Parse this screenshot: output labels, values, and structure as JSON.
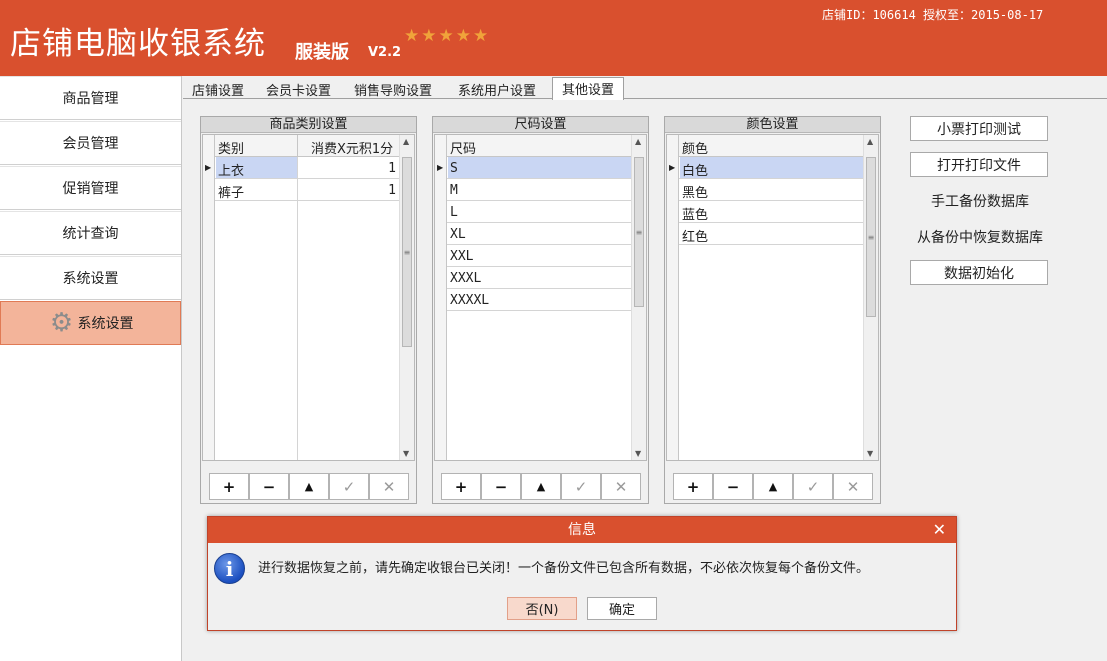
{
  "header": {
    "title": "店铺电脑收银系统",
    "edition": "服装版",
    "version": "V2.2",
    "stars": "★★★★★",
    "store_info": "店铺ID：106614 授权至：2015-08-17"
  },
  "sidebar": {
    "items": [
      {
        "label": "商品管理"
      },
      {
        "label": "会员管理"
      },
      {
        "label": "促销管理"
      },
      {
        "label": "统计查询"
      },
      {
        "label": "系统设置"
      },
      {
        "label": "系统设置",
        "active": true
      }
    ]
  },
  "tabs": [
    {
      "label": "店铺设置"
    },
    {
      "label": "会员卡设置"
    },
    {
      "label": "销售导购设置"
    },
    {
      "label": "系统用户设置"
    },
    {
      "label": "其他设置",
      "active": true
    }
  ],
  "category_panel": {
    "title": "商品类别设置",
    "columns": [
      "类别",
      "消费X元积1分"
    ],
    "rows": [
      {
        "name": "上衣",
        "points": "1"
      },
      {
        "name": "裤子",
        "points": "1"
      }
    ]
  },
  "size_panel": {
    "title": "尺码设置",
    "columns": [
      "尺码"
    ],
    "rows": [
      "S",
      "M",
      "L",
      "XL",
      "XXL",
      "XXXL",
      "XXXXL"
    ]
  },
  "color_panel": {
    "title": "颜色设置",
    "columns": [
      "颜色"
    ],
    "rows": [
      "白色",
      "黑色",
      "蓝色",
      "红色"
    ]
  },
  "grid_buttons": {
    "add": "+",
    "remove": "−",
    "up": "▲",
    "ok": "✓",
    "cancel": "✕"
  },
  "actions": {
    "receipt_test": "小票打印测试",
    "open_print_file": "打开打印文件",
    "manual_backup": "手工备份数据库",
    "restore_backup": "从备份中恢复数据库",
    "data_init": "数据初始化"
  },
  "dialog": {
    "title": "信息",
    "message": "进行数据恢复之前，请先确定收银台已关闭！一个备份文件已包含所有数据，不必依次恢复每个备份文件。",
    "no_label": "否(N)",
    "ok_label": "确定",
    "close": "✕",
    "icon": "i"
  },
  "colors": {
    "brand": "#d9502e",
    "selection": "#c9d6f3",
    "active_sidebar": "#f3b49a"
  }
}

::::

Requirements:
Go through the entries above and pull out each line with "title" in it.

Task solution:
    "title": "店铺电脑收银系统",
    "title": "商品类别设置",
    "title": "尺码设置",
    "title": "颜色设置",
    "title": "信息",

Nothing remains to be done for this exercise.